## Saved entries
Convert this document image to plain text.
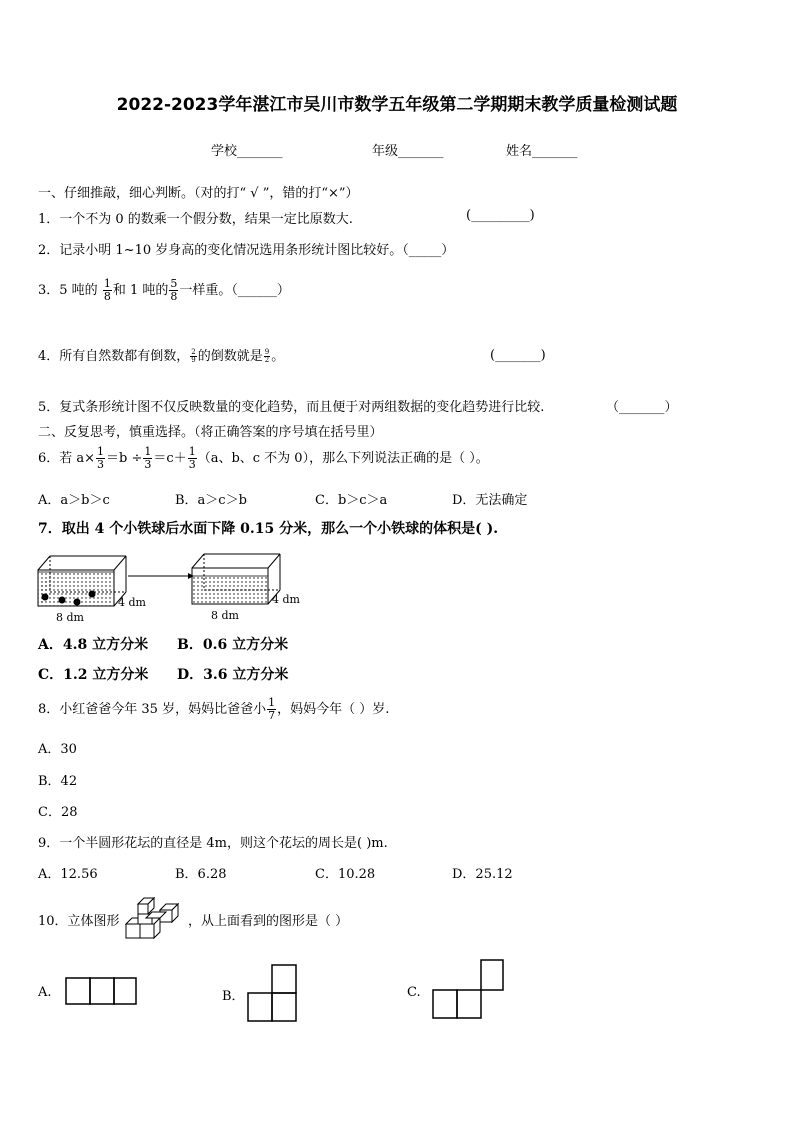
2022-2023学年湛江市吴川市数学五年级第二学期期末教学质量检测试题
学校_______	年级_______	姓名_______
一、仔细推敲，细心判断。（对的打“ √ ”，错的打“×”）
1．一个不为 0 的数乘一个假分数，结果一定比原数大.	(_________)
2．记录小明 1~10 岁身高的变化情况选用条形统计图比较好。（_____）
3．5 吨的 $\frac{1}{8}$ 和 1 吨的 $\frac{5}{8}$ 一样重。（______）
4．所有自然数都有倒数， $\frac{2}{9}$ 的倒数就是 $\frac{9}{2}$ 。	(_______)
5．复式条形统计图不仅反映数量的变化趋势，而且便于对两组数据的变化趋势进行比较.	（_______）
二、反复思考，慎重选择。（将正确答案的序号填在括号里）
6．若 $a\times \frac{1}{3} =b \div \frac{1}{3} =c+ \frac{1}{3} (a$、b、c 不为 0），那么下列说法正确的是（ ）。
A．a＞b＞c	B．a＞c＞b	C．b＞c＞a	D．无法确定
7．取出 4 个小铁球后水面下降 0.15 分米，那么一个小铁球的体积是( ).
8 dm
4 dm
8 dm
4 dm
A．4.8 立方分米 B．0.6 立方分米
C．1.2 立方分米 D．3.6 立方分米
8．小红爸爸今年 35 岁，妈妈比爸爸小 $\frac{1}{7}$ ，妈妈今年（ ）岁.
A．30
B．42
C．28
9．一个半圆形花坛的直径是 4m，则这个花坛的周长是( )m.
A．12.56	B．6.28	C．10.28	D．25.12
10．立体图形	，从上面看到的图形是（ ）
A.	B．	C.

## REQUIRED TASK
Return the material exactly as given, apart from the pictures.

## WRITTEN SOLUTION
Convert this document image to plain text.
2022-2023学年湛江市吴川市数学五年级第二学期期末教学质量检测试题
学校_______	年级_______	姓名_______
一、仔细推敲，细心判断。（对的打“ √ ”，错的打“×”）
1．一个不为 0 的数乘一个假分数，结果一定比原数大.	(_________)
2．记录小明 1~10 岁身高的变化情况选用条形统计图比较好。（_____）
3．5 吨的 $\frac{1}{8}$ 和 1 吨的 $\frac{5}{8}$ 一样重。（______）
4．所有自然数都有倒数， $\frac{2}{9}$ 的倒数就是 $\frac{9}{2}$ 。	(_______)
5．复式条形统计图不仅反映数量的变化趋势，而且便于对两组数据的变化趋势进行比较.	（_______）
二、反复思考，慎重选择。（将正确答案的序号填在括号里）
6．若 $a\times \frac{1}{3} =b \div \frac{1}{3} =c+ \frac{1}{3} (a$、b、c 不为 0），那么下列说法正确的是（ ）。
A．a＞b＞c	B．a＞c＞b	C．b＞c＞a	D．无法确定
7．取出 4 个小铁球后水面下降 0.15 分米，那么一个小铁球的体积是( ).
8 dm
4 dm
8 dm
4 dm
A．4.8 立方分米 B．0.6 立方分米
C．1.2 立方分米 D．3.6 立方分米
8．小红爸爸今年 35 岁，妈妈比爸爸小 $\frac{1}{7}$ ，妈妈今年（ ）岁.
A．30
B．42
C．28
9．一个半圆形花坛的直径是 4m，则这个花坛的周长是( )m.
A．12.56	B．6.28	C．10.28	D．25.12
10．立体图形	，从上面看到的图形是（ ）
A.	B．	C.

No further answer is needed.